*What to produce*:
From the listing below, copy every line with the word "JSON".

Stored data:
>>>>>

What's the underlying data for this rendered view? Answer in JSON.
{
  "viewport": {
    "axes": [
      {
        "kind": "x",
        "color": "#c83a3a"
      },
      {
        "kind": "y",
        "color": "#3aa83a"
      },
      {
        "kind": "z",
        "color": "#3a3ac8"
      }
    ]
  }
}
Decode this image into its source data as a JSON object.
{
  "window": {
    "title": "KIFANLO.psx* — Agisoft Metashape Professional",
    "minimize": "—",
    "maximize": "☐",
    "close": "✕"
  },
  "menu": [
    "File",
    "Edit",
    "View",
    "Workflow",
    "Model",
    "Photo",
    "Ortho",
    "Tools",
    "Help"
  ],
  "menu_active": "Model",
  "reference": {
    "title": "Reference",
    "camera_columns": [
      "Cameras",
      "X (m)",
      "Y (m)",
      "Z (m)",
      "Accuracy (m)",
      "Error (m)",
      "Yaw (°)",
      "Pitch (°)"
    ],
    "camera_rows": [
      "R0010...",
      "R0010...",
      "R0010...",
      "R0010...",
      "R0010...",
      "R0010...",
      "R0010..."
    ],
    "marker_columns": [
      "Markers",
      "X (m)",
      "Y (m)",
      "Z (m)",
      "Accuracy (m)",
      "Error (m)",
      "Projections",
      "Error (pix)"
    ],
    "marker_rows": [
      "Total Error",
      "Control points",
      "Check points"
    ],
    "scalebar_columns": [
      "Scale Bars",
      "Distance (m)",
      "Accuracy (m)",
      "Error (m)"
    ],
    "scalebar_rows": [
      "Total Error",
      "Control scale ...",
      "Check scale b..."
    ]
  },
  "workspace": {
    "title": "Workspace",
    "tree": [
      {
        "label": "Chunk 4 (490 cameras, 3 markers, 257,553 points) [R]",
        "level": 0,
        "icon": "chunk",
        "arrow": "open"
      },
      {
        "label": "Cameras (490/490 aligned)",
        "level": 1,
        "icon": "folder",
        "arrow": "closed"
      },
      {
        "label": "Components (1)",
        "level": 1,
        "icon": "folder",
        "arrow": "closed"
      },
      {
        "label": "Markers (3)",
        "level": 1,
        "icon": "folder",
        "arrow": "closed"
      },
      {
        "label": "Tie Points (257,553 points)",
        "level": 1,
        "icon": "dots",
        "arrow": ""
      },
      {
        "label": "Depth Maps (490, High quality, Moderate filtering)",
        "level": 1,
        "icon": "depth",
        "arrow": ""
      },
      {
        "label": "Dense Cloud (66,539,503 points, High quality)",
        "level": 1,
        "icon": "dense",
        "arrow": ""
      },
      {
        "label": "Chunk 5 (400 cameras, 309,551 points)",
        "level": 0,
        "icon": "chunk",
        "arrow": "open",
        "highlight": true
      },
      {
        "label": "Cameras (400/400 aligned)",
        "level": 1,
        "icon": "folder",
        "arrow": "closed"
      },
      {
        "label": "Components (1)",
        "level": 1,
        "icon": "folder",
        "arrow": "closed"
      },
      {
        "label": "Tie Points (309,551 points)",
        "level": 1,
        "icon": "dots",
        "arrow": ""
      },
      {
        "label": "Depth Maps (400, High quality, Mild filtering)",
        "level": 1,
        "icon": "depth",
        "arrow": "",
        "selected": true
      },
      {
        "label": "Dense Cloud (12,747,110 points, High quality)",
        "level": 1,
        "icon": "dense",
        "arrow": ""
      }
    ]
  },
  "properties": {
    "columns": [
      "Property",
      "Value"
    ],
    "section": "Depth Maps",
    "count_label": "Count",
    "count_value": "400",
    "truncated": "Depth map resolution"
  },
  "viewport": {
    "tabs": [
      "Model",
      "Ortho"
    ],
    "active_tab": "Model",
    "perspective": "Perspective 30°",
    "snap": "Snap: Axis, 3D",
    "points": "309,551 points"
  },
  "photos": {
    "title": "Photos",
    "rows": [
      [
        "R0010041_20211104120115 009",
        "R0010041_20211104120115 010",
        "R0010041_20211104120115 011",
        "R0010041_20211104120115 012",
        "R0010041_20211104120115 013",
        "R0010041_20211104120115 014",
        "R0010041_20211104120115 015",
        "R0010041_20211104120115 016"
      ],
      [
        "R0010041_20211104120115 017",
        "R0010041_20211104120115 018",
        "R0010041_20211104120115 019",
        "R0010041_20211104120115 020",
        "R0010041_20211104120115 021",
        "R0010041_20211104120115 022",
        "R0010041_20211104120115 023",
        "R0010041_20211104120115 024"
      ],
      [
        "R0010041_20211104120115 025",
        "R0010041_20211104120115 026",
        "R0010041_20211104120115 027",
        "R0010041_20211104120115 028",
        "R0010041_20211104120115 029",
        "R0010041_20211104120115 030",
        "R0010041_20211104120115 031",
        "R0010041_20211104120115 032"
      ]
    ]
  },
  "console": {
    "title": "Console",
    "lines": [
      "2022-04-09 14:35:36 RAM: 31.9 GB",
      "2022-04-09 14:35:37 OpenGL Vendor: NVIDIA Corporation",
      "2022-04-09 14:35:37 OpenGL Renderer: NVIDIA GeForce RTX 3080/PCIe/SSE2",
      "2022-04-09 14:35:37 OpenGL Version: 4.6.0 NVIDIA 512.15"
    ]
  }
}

<<<<<
>>>>>

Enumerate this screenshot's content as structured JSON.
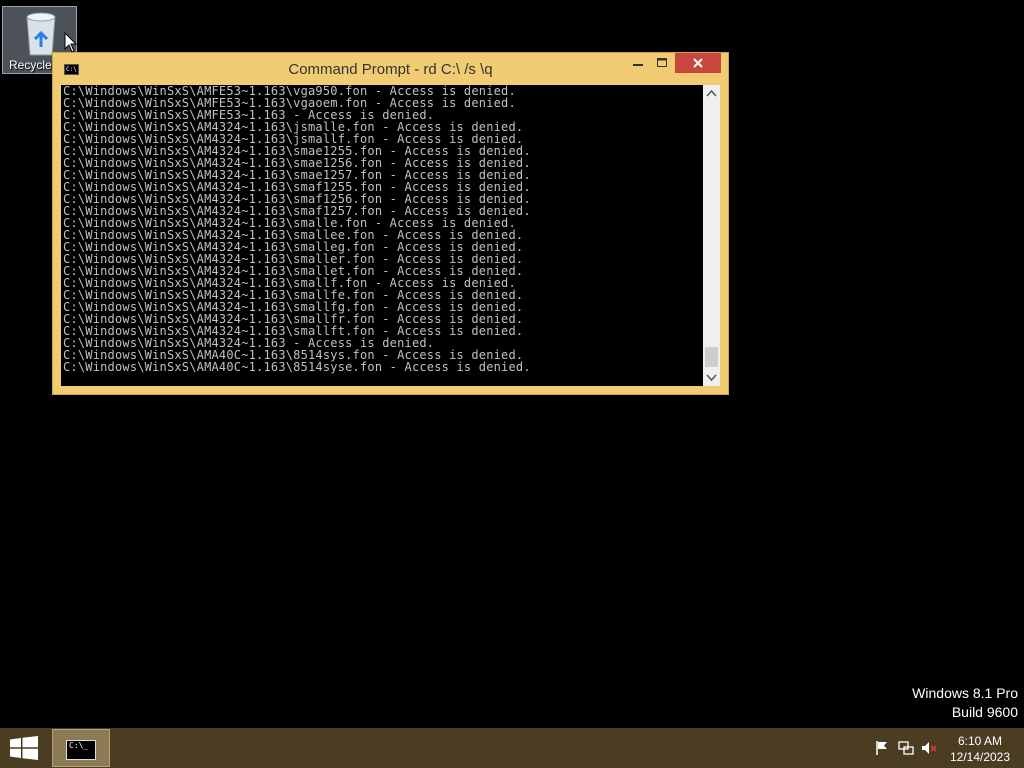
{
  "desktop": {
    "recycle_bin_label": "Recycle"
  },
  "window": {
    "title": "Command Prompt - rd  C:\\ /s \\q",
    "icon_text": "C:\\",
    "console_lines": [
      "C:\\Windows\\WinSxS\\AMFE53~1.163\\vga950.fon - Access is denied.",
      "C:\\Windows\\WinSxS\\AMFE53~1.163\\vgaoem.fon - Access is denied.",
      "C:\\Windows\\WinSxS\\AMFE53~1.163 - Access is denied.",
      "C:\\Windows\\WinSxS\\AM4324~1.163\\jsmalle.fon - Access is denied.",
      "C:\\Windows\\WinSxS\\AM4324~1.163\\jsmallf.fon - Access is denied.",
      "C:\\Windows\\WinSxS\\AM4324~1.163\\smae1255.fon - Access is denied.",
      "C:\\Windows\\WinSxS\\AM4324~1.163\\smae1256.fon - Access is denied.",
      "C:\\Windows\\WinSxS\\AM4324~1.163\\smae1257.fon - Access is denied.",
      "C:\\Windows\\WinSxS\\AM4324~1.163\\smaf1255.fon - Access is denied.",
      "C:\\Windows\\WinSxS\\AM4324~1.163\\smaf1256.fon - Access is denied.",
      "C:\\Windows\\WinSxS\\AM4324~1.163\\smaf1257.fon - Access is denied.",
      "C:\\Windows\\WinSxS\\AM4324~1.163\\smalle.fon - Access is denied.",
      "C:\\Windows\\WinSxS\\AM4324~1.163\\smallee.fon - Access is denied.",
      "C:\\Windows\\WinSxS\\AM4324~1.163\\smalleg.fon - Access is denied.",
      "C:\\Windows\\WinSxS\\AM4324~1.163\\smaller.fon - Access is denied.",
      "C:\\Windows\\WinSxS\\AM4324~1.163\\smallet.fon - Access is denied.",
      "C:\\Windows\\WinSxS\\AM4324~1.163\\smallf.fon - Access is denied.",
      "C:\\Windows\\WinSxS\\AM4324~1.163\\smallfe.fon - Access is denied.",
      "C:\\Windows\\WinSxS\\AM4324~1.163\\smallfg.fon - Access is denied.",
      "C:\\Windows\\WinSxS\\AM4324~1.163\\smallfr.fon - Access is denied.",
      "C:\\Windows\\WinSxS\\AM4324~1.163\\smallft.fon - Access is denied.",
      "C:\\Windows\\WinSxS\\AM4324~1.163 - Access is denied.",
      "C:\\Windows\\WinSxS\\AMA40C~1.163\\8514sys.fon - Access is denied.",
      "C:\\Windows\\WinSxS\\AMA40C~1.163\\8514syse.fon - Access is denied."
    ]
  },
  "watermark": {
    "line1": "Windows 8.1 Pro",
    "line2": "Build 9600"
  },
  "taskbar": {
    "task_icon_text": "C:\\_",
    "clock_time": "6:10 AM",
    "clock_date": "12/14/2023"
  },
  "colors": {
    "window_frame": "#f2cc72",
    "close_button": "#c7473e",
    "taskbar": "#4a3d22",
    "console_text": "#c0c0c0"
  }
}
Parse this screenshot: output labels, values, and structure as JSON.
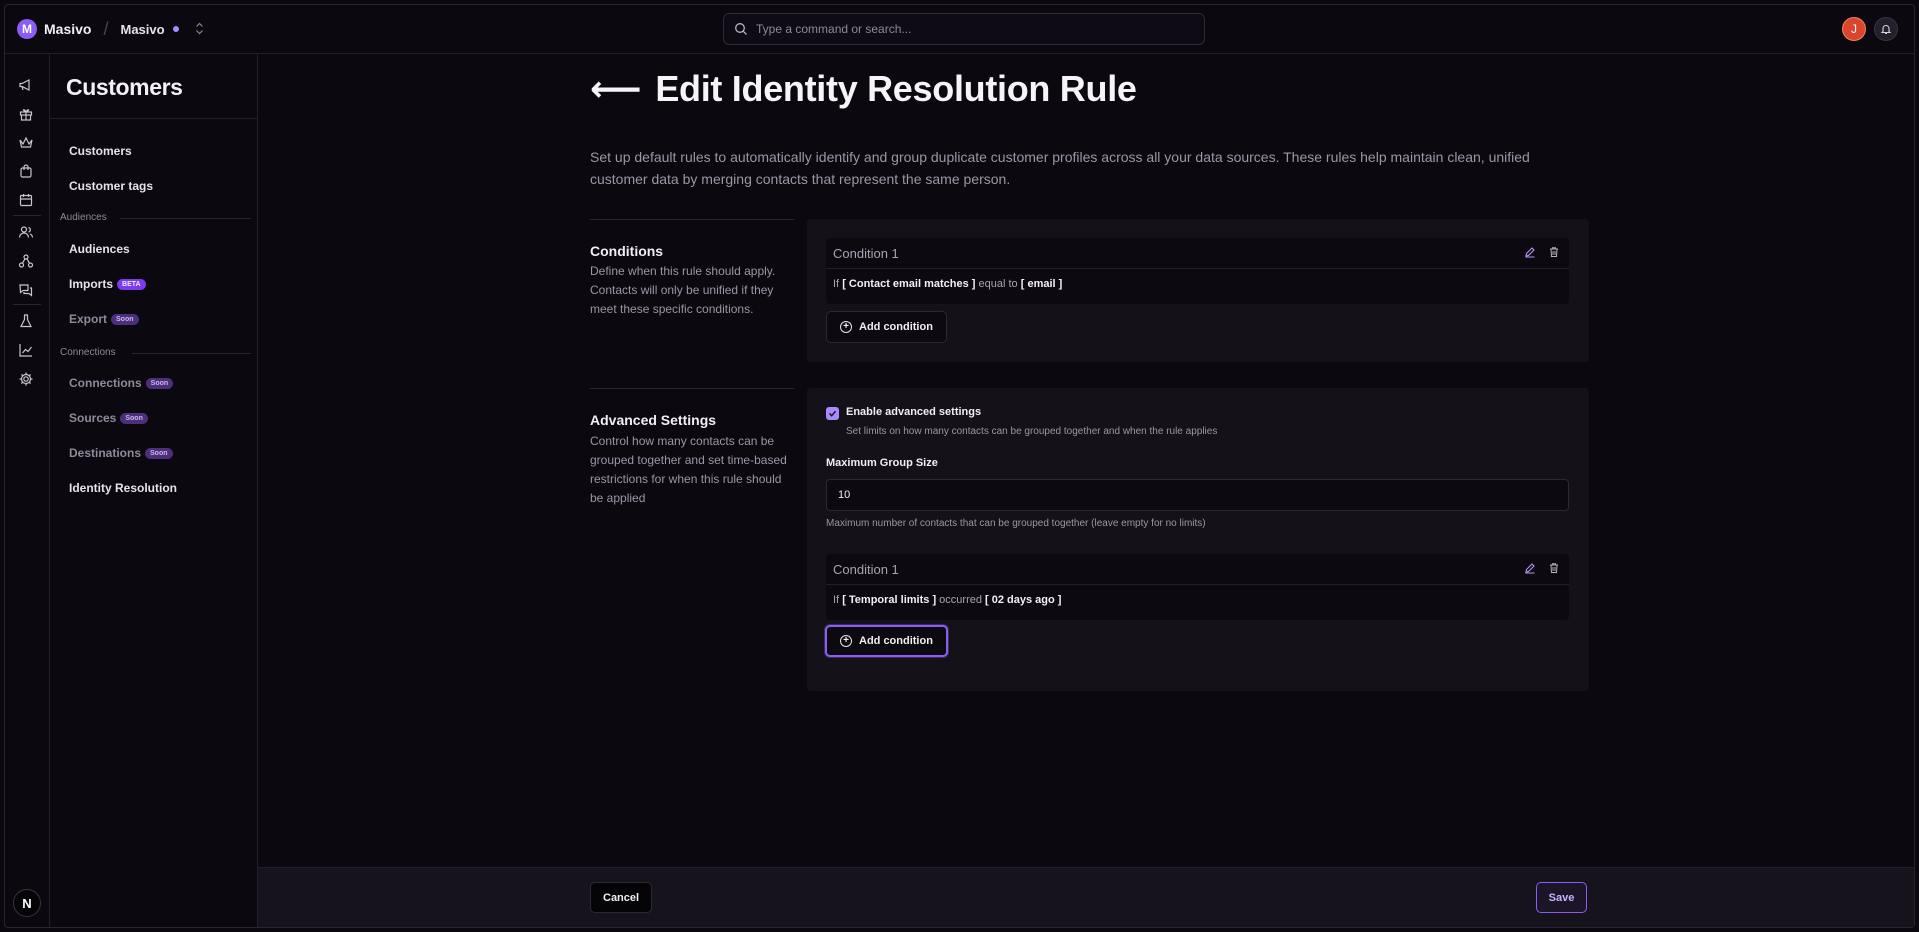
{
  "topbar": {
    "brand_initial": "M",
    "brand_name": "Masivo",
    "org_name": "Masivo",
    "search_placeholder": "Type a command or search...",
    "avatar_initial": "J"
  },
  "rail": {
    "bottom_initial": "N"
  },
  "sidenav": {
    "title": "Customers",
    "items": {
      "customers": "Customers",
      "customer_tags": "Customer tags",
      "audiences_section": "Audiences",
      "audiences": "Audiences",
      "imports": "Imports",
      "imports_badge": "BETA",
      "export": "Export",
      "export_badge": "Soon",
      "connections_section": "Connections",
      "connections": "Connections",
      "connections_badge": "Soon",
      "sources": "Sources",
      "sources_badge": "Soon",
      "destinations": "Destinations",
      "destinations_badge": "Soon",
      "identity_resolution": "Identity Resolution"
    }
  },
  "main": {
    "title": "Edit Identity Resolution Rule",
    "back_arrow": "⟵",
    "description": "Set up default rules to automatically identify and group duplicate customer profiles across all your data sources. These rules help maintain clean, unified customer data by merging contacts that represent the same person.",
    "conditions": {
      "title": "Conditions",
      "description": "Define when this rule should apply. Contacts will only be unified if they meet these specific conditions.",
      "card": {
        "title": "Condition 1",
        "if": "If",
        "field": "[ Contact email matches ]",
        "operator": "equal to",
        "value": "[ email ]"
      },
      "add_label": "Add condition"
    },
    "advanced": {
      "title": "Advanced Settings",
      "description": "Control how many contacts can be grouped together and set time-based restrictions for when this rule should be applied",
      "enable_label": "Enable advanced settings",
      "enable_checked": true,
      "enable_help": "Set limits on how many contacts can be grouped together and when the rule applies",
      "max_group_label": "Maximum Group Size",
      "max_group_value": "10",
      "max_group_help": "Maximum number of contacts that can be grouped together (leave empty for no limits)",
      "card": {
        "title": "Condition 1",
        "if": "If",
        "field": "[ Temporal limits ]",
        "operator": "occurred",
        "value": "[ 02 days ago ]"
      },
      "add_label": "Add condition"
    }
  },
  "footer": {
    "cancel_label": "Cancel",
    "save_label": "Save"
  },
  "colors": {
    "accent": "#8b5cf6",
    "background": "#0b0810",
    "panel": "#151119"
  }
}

<<<<<
>>>>>

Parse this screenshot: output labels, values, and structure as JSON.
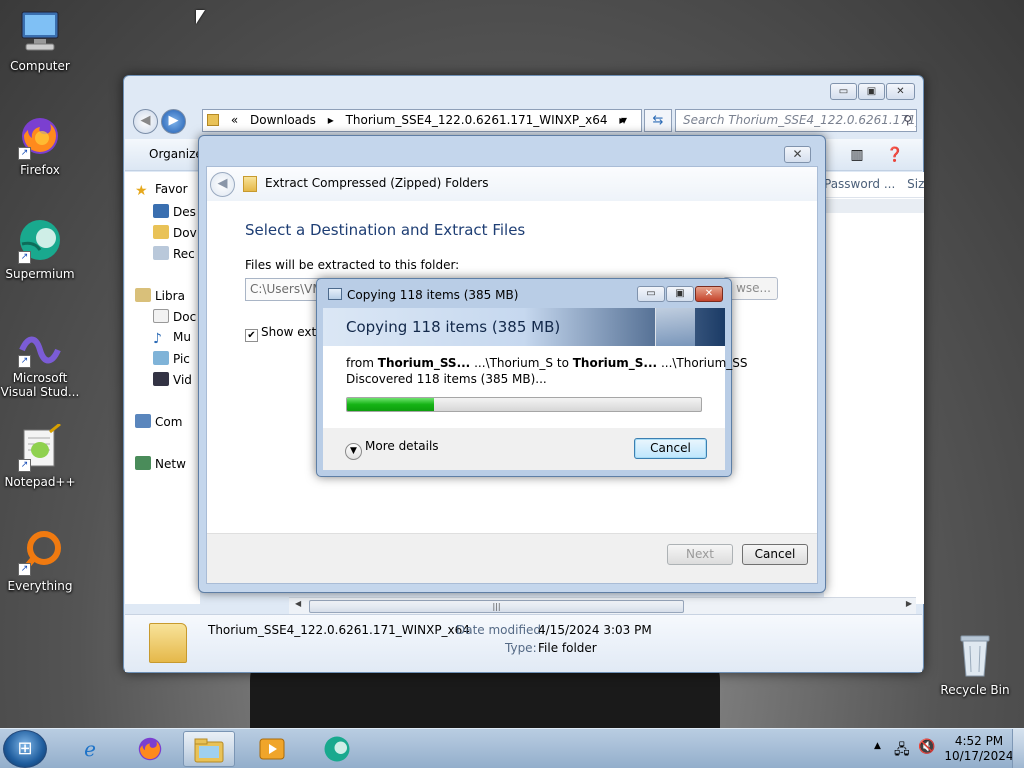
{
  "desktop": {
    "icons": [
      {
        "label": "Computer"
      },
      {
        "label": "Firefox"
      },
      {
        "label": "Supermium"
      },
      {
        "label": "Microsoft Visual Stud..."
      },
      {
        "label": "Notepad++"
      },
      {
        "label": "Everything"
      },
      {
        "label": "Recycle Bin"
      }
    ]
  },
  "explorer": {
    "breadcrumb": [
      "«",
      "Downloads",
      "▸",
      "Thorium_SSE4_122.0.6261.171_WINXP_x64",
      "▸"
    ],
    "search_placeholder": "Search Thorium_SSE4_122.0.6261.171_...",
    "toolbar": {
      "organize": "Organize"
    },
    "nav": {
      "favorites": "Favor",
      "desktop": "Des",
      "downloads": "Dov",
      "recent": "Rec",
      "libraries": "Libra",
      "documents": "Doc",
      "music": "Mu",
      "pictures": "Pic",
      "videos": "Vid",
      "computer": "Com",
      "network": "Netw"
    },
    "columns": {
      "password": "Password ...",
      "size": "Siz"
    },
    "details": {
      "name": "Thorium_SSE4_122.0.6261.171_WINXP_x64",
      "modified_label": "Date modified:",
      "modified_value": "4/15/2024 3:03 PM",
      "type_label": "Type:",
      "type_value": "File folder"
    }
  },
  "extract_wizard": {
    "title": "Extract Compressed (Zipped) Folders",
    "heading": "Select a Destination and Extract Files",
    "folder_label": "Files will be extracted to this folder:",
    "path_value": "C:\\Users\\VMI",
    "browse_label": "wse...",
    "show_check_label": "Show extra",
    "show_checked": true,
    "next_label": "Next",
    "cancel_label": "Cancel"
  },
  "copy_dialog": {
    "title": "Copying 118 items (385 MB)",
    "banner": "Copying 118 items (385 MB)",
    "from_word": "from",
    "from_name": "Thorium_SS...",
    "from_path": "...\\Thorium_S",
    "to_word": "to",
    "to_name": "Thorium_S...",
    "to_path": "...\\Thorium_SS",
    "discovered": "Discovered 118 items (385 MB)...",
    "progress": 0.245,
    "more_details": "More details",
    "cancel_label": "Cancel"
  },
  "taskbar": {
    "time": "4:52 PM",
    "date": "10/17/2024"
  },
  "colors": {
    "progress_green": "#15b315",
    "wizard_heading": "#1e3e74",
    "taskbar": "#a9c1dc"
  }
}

<<<<<

*Exercise response*:
What's the underlying data for this rendered view? Answer in JSON.
Decode this image into its source data as a JSON object.
Enumerate this screenshot's content as structured JSON.
Parse this screenshot: output labels, values, and structure as JSON.
Parse this screenshot: output labels, values, and structure as JSON.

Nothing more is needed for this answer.